(Stored data entries)
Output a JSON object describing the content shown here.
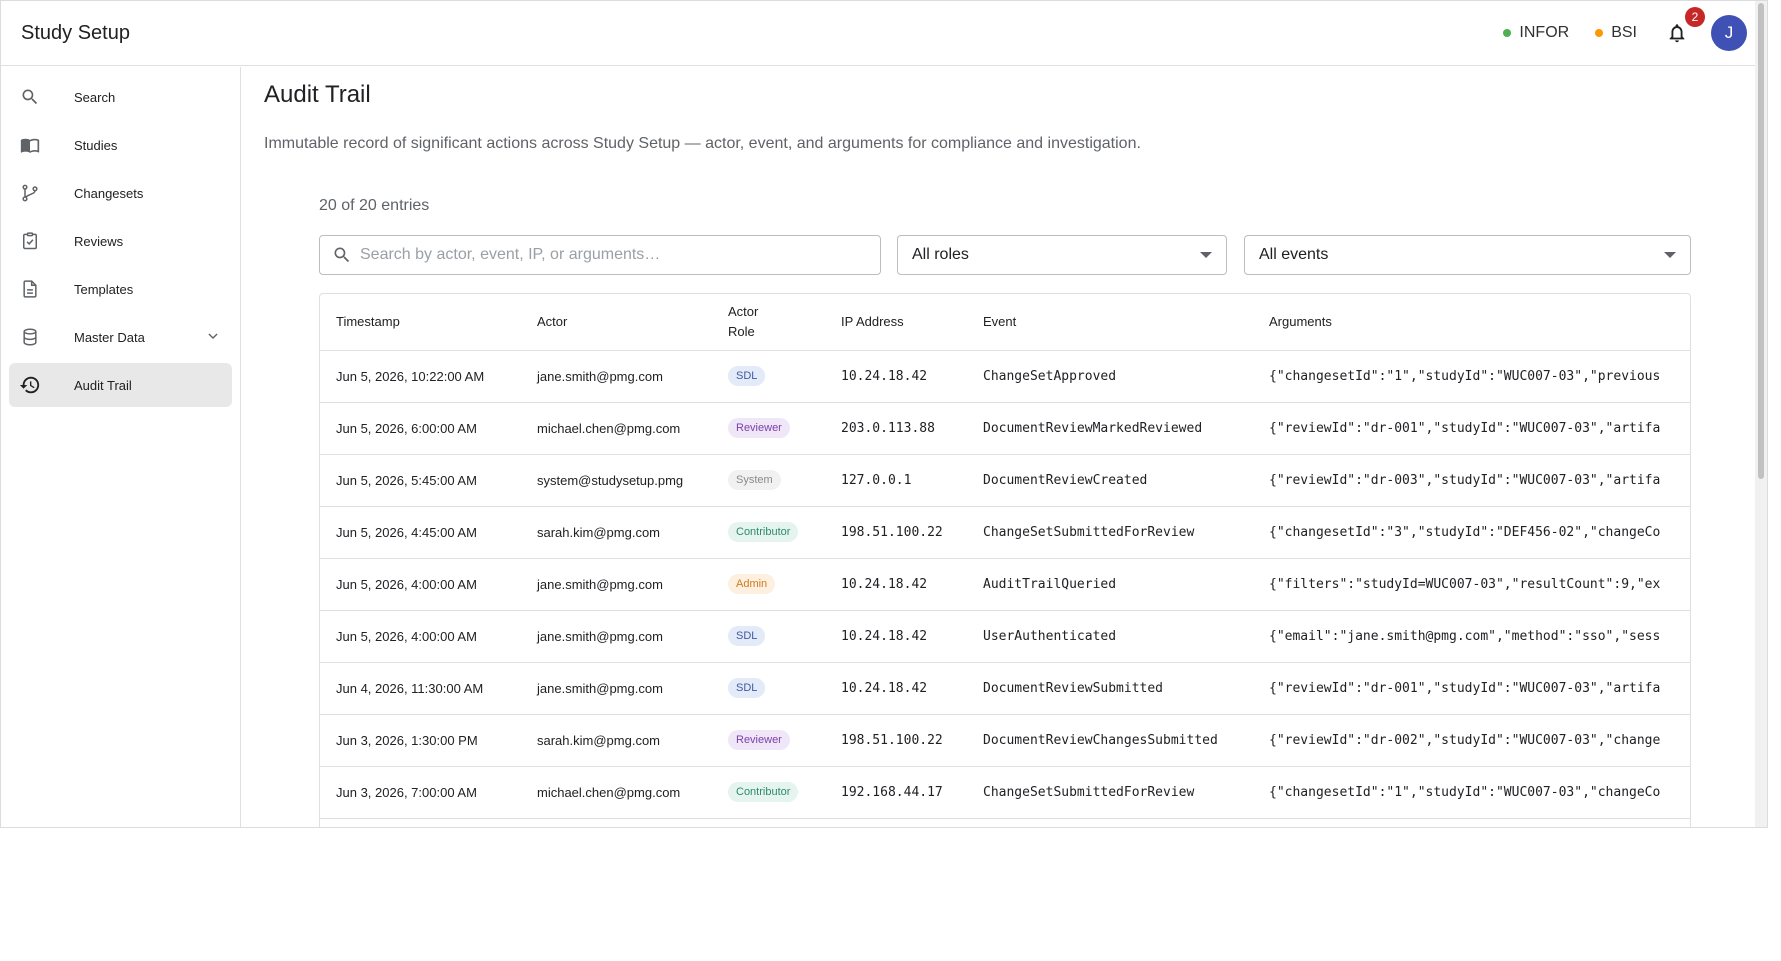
{
  "app": {
    "title": "Study Setup"
  },
  "topbar": {
    "envs": [
      {
        "label": "INFOR",
        "color": "#4caf50"
      },
      {
        "label": "BSI",
        "color": "#ff9800"
      }
    ],
    "notifications_count": "2",
    "avatar_initial": "J"
  },
  "sidebar": {
    "items": [
      {
        "label": "Search",
        "icon": "search-icon"
      },
      {
        "label": "Studies",
        "icon": "book-icon"
      },
      {
        "label": "Changesets",
        "icon": "branch-icon"
      },
      {
        "label": "Reviews",
        "icon": "clipboard-check-icon"
      },
      {
        "label": "Templates",
        "icon": "document-icon"
      },
      {
        "label": "Master Data",
        "icon": "database-icon"
      },
      {
        "label": "Audit Trail",
        "icon": "history-icon",
        "active": true
      }
    ]
  },
  "page": {
    "title": "Audit Trail",
    "description": "Immutable record of significant actions across Study Setup — actor, event, and arguments for compliance and investigation.",
    "count": "20 of 20 entries",
    "search_placeholder": "Search by actor, event, IP, or arguments…",
    "roles_filter": "All roles",
    "events_filter": "All events"
  },
  "table": {
    "headers": {
      "timestamp": "Timestamp",
      "actor": "Actor",
      "role_line1": "Actor",
      "role_line2": "Role",
      "ip": "IP Address",
      "event": "Event",
      "arguments": "Arguments"
    },
    "rows": [
      {
        "timestamp": "Jun 5, 2026, 10:22:00 AM",
        "actor": "jane.smith@pmg.com",
        "role": "SDL",
        "ip": "10.24.18.42",
        "event": "ChangeSetApproved",
        "arguments": "{\"changesetId\":\"1\",\"studyId\":\"WUC007-03\",\"previous"
      },
      {
        "timestamp": "Jun 5, 2026, 6:00:00 AM",
        "actor": "michael.chen@pmg.com",
        "role": "Reviewer",
        "ip": "203.0.113.88",
        "event": "DocumentReviewMarkedReviewed",
        "arguments": "{\"reviewId\":\"dr-001\",\"studyId\":\"WUC007-03\",\"artifa"
      },
      {
        "timestamp": "Jun 5, 2026, 5:45:00 AM",
        "actor": "system@studysetup.pmg",
        "role": "System",
        "ip": "127.0.0.1",
        "event": "DocumentReviewCreated",
        "arguments": "{\"reviewId\":\"dr-003\",\"studyId\":\"WUC007-03\",\"artifa"
      },
      {
        "timestamp": "Jun 5, 2026, 4:45:00 AM",
        "actor": "sarah.kim@pmg.com",
        "role": "Contributor",
        "ip": "198.51.100.22",
        "event": "ChangeSetSubmittedForReview",
        "arguments": "{\"changesetId\":\"3\",\"studyId\":\"DEF456-02\",\"changeCo"
      },
      {
        "timestamp": "Jun 5, 2026, 4:00:00 AM",
        "actor": "jane.smith@pmg.com",
        "role": "Admin",
        "ip": "10.24.18.42",
        "event": "AuditTrailQueried",
        "arguments": "{\"filters\":\"studyId=WUC007-03\",\"resultCount\":9,\"ex"
      },
      {
        "timestamp": "Jun 5, 2026, 4:00:00 AM",
        "actor": "jane.smith@pmg.com",
        "role": "SDL",
        "ip": "10.24.18.42",
        "event": "UserAuthenticated",
        "arguments": "{\"email\":\"jane.smith@pmg.com\",\"method\":\"sso\",\"sess"
      },
      {
        "timestamp": "Jun 4, 2026, 11:30:00 AM",
        "actor": "jane.smith@pmg.com",
        "role": "SDL",
        "ip": "10.24.18.42",
        "event": "DocumentReviewSubmitted",
        "arguments": "{\"reviewId\":\"dr-001\",\"studyId\":\"WUC007-03\",\"artifa"
      },
      {
        "timestamp": "Jun 3, 2026, 1:30:00 PM",
        "actor": "sarah.kim@pmg.com",
        "role": "Reviewer",
        "ip": "198.51.100.22",
        "event": "DocumentReviewChangesSubmitted",
        "arguments": "{\"reviewId\":\"dr-002\",\"studyId\":\"WUC007-03\",\"change"
      },
      {
        "timestamp": "Jun 3, 2026, 7:00:00 AM",
        "actor": "michael.chen@pmg.com",
        "role": "Contributor",
        "ip": "192.168.44.17",
        "event": "ChangeSetSubmittedForReview",
        "arguments": "{\"changesetId\":\"1\",\"studyId\":\"WUC007-03\",\"changeCo"
      }
    ]
  },
  "role_colors": {
    "SDL": {
      "bg": "#e3eaf8",
      "fg": "#3f5aa6"
    },
    "Reviewer": {
      "bg": "#efe6f7",
      "fg": "#7b3fa8"
    },
    "System": {
      "bg": "#f1f1f1",
      "fg": "#8a8a8a"
    },
    "Contributor": {
      "bg": "#e5f4ee",
      "fg": "#2e8b6a"
    },
    "Admin": {
      "bg": "#fdf0e1",
      "fg": "#d07a1c"
    }
  }
}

> Problem description: Quote the records in their entirety, keeping the wording exact and excluding pictures.

> Correct response:
Output a JSON object describing the content shown here.
{
  "app": {
    "title": "Study Setup"
  },
  "topbar": {
    "envs": [
      {
        "label": "INFOR",
        "color": "#4caf50"
      },
      {
        "label": "BSI",
        "color": "#ff9800"
      }
    ],
    "notifications_count": "2",
    "avatar_initial": "J"
  },
  "sidebar": {
    "items": [
      {
        "label": "Search",
        "icon": "search-icon"
      },
      {
        "label": "Studies",
        "icon": "book-icon"
      },
      {
        "label": "Changesets",
        "icon": "branch-icon"
      },
      {
        "label": "Reviews",
        "icon": "clipboard-check-icon"
      },
      {
        "label": "Templates",
        "icon": "document-icon"
      },
      {
        "label": "Master Data",
        "icon": "database-icon"
      },
      {
        "label": "Audit Trail",
        "icon": "history-icon",
        "active": true
      }
    ]
  },
  "page": {
    "title": "Audit Trail",
    "description": "Immutable record of significant actions across Study Setup — actor, event, and arguments for compliance and investigation.",
    "count": "20 of 20 entries",
    "search_placeholder": "Search by actor, event, IP, or arguments…",
    "roles_filter": "All roles",
    "events_filter": "All events"
  },
  "table": {
    "headers": {
      "timestamp": "Timestamp",
      "actor": "Actor",
      "role_line1": "Actor",
      "role_line2": "Role",
      "ip": "IP Address",
      "event": "Event",
      "arguments": "Arguments"
    },
    "rows": [
      {
        "timestamp": "Jun 5, 2026, 10:22:00 AM",
        "actor": "jane.smith@pmg.com",
        "role": "SDL",
        "ip": "10.24.18.42",
        "event": "ChangeSetApproved",
        "arguments": "{\"changesetId\":\"1\",\"studyId\":\"WUC007-03\",\"previous"
      },
      {
        "timestamp": "Jun 5, 2026, 6:00:00 AM",
        "actor": "michael.chen@pmg.com",
        "role": "Reviewer",
        "ip": "203.0.113.88",
        "event": "DocumentReviewMarkedReviewed",
        "arguments": "{\"reviewId\":\"dr-001\",\"studyId\":\"WUC007-03\",\"artifa"
      },
      {
        "timestamp": "Jun 5, 2026, 5:45:00 AM",
        "actor": "system@studysetup.pmg",
        "role": "System",
        "ip": "127.0.0.1",
        "event": "DocumentReviewCreated",
        "arguments": "{\"reviewId\":\"dr-003\",\"studyId\":\"WUC007-03\",\"artifa"
      },
      {
        "timestamp": "Jun 5, 2026, 4:45:00 AM",
        "actor": "sarah.kim@pmg.com",
        "role": "Contributor",
        "ip": "198.51.100.22",
        "event": "ChangeSetSubmittedForReview",
        "arguments": "{\"changesetId\":\"3\",\"studyId\":\"DEF456-02\",\"changeCo"
      },
      {
        "timestamp": "Jun 5, 2026, 4:00:00 AM",
        "actor": "jane.smith@pmg.com",
        "role": "Admin",
        "ip": "10.24.18.42",
        "event": "AuditTrailQueried",
        "arguments": "{\"filters\":\"studyId=WUC007-03\",\"resultCount\":9,\"ex"
      },
      {
        "timestamp": "Jun 5, 2026, 4:00:00 AM",
        "actor": "jane.smith@pmg.com",
        "role": "SDL",
        "ip": "10.24.18.42",
        "event": "UserAuthenticated",
        "arguments": "{\"email\":\"jane.smith@pmg.com\",\"method\":\"sso\",\"sess"
      },
      {
        "timestamp": "Jun 4, 2026, 11:30:00 AM",
        "actor": "jane.smith@pmg.com",
        "role": "SDL",
        "ip": "10.24.18.42",
        "event": "DocumentReviewSubmitted",
        "arguments": "{\"reviewId\":\"dr-001\",\"studyId\":\"WUC007-03\",\"artifa"
      },
      {
        "timestamp": "Jun 3, 2026, 1:30:00 PM",
        "actor": "sarah.kim@pmg.com",
        "role": "Reviewer",
        "ip": "198.51.100.22",
        "event": "DocumentReviewChangesSubmitted",
        "arguments": "{\"reviewId\":\"dr-002\",\"studyId\":\"WUC007-03\",\"change"
      },
      {
        "timestamp": "Jun 3, 2026, 7:00:00 AM",
        "actor": "michael.chen@pmg.com",
        "role": "Contributor",
        "ip": "192.168.44.17",
        "event": "ChangeSetSubmittedForReview",
        "arguments": "{\"changesetId\":\"1\",\"studyId\":\"WUC007-03\",\"changeCo"
      }
    ]
  },
  "role_colors": {
    "SDL": {
      "bg": "#e3eaf8",
      "fg": "#3f5aa6"
    },
    "Reviewer": {
      "bg": "#efe6f7",
      "fg": "#7b3fa8"
    },
    "System": {
      "bg": "#f1f1f1",
      "fg": "#8a8a8a"
    },
    "Contributor": {
      "bg": "#e5f4ee",
      "fg": "#2e8b6a"
    },
    "Admin": {
      "bg": "#fdf0e1",
      "fg": "#d07a1c"
    }
  }
}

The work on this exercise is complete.